── Data provided ──

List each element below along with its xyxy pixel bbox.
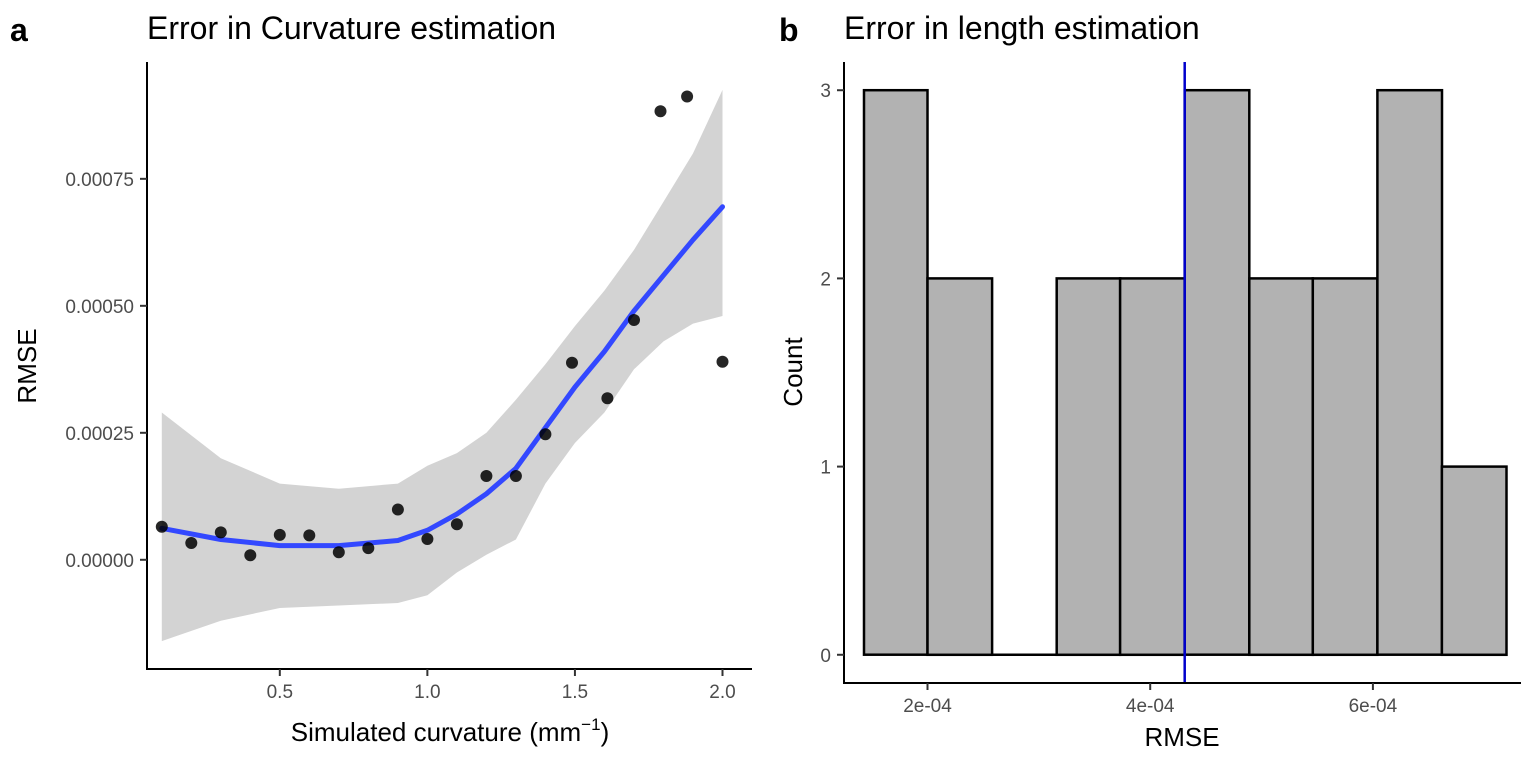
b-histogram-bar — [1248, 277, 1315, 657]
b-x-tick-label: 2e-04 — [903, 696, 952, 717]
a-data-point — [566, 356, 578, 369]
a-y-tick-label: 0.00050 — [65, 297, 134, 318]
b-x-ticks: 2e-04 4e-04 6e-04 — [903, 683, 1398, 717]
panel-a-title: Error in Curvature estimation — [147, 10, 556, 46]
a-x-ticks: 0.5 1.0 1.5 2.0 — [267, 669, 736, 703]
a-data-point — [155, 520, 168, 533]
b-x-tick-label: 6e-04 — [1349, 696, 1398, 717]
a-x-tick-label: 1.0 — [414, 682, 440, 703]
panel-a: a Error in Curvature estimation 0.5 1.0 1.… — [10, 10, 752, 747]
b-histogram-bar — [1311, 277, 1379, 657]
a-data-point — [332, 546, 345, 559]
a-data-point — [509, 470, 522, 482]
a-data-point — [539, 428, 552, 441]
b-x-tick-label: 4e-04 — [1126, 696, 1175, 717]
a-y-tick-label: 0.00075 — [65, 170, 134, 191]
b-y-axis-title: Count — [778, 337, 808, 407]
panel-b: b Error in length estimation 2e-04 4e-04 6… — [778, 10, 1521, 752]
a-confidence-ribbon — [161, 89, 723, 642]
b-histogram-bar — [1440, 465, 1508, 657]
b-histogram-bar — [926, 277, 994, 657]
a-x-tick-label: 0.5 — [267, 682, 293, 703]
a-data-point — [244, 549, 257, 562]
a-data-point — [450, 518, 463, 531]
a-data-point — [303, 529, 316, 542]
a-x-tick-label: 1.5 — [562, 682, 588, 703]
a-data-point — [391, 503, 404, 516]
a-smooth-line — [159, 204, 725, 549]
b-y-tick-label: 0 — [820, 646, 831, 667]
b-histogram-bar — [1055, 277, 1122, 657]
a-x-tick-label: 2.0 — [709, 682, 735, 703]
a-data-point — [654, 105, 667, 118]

───

What the task requires:
Repeat the entries above, everything from the line containing "b-histogram-bar — [1248, 277, 1315, 657]" down to the line containing "panel-a-title: Error in", including both of those lines.

Exercise output:
b-histogram-bar — [1248, 277, 1315, 657]
b-x-tick-label: 2e-04 — [903, 696, 952, 717]
a-data-point — [566, 356, 578, 369]
a-y-tick-label: 0.00050 — [65, 297, 134, 318]
b-x-ticks: 2e-04 4e-04 6e-04 — [903, 683, 1398, 717]
panel-a-title: Error in Curvature estimation — [147, 10, 556, 46]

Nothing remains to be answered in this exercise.